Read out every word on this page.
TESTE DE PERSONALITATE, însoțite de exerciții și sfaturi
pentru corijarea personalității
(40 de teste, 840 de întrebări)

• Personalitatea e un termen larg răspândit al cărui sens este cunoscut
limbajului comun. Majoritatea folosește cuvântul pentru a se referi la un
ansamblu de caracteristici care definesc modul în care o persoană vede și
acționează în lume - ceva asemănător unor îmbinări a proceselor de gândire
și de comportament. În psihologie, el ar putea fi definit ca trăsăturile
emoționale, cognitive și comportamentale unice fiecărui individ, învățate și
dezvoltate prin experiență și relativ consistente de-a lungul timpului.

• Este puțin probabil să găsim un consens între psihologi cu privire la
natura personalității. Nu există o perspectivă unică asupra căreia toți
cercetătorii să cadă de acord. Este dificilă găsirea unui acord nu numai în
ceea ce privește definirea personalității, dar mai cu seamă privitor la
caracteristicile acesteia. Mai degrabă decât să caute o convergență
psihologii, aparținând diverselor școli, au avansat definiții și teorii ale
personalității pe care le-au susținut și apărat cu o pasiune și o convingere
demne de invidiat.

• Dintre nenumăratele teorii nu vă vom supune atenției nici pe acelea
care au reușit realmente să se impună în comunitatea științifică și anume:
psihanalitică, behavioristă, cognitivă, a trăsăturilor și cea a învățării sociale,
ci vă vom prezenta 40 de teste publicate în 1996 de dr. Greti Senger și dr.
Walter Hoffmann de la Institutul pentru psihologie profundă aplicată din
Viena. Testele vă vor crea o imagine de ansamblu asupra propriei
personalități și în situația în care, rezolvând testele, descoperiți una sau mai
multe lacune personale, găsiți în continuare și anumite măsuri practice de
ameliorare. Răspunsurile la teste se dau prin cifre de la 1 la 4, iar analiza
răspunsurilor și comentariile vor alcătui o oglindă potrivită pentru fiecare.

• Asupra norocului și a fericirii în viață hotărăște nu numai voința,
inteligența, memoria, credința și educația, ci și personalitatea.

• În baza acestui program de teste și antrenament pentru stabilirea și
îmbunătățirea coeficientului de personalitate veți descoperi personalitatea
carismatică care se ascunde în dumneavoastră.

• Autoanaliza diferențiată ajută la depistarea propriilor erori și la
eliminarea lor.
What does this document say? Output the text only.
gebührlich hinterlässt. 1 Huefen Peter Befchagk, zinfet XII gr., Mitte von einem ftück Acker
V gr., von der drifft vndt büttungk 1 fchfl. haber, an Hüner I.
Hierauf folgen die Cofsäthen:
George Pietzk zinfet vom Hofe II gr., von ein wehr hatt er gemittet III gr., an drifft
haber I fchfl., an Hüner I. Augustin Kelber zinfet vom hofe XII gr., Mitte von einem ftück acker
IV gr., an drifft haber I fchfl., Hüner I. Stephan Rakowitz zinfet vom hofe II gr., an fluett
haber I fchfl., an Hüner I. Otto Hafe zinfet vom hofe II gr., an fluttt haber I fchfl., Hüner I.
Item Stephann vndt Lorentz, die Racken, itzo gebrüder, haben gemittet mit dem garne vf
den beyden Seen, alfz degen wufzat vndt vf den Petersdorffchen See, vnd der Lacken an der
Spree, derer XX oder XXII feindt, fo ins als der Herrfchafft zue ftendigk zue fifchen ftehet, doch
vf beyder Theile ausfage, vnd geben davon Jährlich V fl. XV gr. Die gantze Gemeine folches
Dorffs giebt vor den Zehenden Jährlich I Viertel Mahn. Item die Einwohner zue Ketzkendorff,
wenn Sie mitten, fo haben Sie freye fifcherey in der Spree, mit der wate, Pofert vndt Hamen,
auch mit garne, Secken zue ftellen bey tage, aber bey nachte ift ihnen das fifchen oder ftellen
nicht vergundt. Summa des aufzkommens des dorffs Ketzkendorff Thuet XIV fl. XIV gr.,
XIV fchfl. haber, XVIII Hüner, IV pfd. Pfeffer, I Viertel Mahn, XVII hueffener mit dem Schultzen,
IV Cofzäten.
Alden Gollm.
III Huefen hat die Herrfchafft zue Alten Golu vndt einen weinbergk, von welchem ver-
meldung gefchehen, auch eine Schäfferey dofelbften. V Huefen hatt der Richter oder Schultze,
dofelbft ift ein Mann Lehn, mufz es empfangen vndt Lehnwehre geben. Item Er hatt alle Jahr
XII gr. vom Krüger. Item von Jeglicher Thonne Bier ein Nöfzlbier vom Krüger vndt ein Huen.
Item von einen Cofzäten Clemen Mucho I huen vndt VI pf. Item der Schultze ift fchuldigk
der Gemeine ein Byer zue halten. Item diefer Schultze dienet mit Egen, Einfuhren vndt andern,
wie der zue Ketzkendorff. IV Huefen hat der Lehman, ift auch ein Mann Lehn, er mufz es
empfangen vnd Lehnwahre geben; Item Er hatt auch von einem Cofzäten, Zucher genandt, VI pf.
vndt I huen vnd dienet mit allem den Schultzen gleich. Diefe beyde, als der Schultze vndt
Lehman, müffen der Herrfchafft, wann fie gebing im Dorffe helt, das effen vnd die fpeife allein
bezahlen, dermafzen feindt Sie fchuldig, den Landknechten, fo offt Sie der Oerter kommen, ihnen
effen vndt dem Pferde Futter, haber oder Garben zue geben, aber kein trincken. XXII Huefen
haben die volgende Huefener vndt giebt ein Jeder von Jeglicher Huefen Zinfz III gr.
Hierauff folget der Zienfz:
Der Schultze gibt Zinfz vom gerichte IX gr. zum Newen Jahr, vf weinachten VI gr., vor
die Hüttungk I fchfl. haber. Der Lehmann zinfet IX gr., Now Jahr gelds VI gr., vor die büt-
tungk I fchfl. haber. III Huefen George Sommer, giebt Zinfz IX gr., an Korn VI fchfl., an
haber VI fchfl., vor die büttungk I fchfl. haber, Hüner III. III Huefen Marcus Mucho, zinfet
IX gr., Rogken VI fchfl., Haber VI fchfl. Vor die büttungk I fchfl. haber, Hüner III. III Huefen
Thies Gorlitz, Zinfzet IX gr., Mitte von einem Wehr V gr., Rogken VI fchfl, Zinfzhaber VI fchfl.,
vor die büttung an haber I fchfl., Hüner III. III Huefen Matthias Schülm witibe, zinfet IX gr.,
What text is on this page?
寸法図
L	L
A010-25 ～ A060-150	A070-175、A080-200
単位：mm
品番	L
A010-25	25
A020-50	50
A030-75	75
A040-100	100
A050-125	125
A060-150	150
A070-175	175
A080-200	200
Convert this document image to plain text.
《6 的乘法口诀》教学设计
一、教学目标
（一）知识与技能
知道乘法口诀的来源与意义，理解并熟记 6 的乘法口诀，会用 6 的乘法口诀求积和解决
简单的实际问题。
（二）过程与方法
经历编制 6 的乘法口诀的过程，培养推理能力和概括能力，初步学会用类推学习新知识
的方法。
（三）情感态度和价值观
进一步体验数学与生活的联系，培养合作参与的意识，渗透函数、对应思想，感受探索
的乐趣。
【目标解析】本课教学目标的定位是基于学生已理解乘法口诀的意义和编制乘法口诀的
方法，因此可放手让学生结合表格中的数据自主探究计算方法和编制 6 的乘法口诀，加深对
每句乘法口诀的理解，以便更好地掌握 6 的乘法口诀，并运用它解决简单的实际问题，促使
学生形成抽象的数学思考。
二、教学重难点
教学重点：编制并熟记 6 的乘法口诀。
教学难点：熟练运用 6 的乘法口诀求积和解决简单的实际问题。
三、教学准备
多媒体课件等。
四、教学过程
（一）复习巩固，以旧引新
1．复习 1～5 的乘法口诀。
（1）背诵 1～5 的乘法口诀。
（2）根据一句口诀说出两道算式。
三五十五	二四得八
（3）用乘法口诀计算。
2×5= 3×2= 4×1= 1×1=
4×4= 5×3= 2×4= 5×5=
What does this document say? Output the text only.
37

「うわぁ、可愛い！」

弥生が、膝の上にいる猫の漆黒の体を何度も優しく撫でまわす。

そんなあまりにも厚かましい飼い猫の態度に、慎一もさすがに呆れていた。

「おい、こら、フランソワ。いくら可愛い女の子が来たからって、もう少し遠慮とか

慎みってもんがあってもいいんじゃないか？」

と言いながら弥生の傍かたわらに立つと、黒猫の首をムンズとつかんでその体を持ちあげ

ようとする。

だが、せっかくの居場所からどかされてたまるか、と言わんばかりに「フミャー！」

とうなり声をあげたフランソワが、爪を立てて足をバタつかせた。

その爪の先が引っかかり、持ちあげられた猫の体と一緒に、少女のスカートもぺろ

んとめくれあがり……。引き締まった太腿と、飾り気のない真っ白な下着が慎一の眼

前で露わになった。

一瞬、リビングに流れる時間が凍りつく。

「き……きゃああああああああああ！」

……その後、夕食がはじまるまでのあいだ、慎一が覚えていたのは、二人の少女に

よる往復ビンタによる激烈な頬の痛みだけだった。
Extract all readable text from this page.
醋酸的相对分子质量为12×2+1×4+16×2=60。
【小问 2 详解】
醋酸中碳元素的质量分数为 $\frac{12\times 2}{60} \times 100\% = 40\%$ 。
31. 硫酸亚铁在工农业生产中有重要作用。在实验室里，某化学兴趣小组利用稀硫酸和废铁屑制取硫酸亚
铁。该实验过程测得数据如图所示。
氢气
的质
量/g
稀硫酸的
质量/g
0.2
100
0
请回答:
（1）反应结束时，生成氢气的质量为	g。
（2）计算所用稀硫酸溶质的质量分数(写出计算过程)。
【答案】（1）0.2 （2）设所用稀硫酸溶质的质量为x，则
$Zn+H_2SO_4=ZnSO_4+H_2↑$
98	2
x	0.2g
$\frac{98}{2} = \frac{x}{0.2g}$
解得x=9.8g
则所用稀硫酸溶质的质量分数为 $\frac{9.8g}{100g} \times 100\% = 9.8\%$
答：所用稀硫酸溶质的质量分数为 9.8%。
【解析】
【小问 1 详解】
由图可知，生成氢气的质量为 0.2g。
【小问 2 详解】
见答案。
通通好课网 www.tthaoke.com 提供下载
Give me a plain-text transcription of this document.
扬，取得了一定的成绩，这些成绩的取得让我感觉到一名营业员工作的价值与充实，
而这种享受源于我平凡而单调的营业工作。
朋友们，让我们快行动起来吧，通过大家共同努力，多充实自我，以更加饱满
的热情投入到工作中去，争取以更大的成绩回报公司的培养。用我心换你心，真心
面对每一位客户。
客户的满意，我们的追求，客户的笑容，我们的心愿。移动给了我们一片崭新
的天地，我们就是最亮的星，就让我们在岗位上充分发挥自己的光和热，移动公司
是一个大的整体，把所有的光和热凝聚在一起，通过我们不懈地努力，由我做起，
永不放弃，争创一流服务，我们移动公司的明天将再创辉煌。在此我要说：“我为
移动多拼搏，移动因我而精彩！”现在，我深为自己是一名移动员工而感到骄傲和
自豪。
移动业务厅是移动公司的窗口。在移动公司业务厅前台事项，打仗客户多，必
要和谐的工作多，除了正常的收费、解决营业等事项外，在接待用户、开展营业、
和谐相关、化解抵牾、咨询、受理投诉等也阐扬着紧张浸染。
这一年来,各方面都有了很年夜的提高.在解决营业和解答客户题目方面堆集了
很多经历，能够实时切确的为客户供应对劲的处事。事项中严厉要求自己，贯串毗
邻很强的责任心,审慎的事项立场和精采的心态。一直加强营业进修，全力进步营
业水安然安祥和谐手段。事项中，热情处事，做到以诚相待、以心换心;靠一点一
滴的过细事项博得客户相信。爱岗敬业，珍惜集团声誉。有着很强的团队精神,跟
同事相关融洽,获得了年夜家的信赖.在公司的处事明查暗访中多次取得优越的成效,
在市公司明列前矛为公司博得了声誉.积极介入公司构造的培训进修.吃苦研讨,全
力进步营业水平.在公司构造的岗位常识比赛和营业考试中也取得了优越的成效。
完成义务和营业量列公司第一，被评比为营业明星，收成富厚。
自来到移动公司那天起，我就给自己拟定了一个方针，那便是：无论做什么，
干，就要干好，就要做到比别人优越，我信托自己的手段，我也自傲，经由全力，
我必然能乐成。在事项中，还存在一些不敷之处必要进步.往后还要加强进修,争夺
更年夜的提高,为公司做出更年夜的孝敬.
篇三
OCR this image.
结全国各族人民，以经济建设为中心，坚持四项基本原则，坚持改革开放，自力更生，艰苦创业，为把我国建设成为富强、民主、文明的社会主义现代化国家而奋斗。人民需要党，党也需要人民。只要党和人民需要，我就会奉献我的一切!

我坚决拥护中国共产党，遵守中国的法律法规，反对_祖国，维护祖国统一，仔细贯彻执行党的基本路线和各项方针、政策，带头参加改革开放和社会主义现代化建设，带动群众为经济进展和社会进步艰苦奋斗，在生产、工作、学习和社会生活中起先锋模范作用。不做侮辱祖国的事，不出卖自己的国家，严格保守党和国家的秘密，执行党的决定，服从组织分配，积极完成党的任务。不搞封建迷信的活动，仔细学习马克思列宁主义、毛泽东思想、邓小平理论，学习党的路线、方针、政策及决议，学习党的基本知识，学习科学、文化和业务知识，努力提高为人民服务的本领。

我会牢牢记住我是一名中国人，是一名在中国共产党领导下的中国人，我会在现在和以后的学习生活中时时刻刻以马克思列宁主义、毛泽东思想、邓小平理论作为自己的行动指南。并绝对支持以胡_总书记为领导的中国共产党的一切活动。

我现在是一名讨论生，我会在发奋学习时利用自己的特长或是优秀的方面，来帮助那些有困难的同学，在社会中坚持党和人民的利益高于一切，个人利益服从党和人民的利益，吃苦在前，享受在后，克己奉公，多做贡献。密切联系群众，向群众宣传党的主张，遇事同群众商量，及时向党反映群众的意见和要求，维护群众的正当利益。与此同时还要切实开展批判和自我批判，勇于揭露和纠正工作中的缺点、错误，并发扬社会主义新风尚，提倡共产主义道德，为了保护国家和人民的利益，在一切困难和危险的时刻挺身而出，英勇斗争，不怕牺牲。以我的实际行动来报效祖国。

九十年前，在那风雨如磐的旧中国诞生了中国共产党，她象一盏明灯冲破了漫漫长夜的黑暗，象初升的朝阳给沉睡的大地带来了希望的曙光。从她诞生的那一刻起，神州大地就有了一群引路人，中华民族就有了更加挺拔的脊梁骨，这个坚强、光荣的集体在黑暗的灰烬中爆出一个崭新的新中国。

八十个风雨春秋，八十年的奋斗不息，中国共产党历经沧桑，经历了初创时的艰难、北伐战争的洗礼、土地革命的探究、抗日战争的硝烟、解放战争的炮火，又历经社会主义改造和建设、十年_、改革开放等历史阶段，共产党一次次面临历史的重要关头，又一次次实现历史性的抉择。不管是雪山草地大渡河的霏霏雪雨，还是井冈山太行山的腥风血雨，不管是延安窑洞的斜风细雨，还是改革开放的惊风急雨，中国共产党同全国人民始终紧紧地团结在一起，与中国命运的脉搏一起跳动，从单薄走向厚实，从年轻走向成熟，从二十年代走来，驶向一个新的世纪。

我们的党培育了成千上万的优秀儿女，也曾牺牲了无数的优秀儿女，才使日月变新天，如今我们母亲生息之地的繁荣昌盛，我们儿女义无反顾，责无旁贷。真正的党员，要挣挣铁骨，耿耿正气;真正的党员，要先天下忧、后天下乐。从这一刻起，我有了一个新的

·····

- What the task asks -
Identify each line in the entries with the word "ftück" and copy it.

- Answer to the task -
gebührlich hinterlässt. 1 Huefen Peter Befchagk, zinfet XII gr., Mitte von einem ftück Acker
haber I fchfl., an Hüner I. Augustin Kelber zinfet vom hofe XII gr., Mitte von einem ftück acker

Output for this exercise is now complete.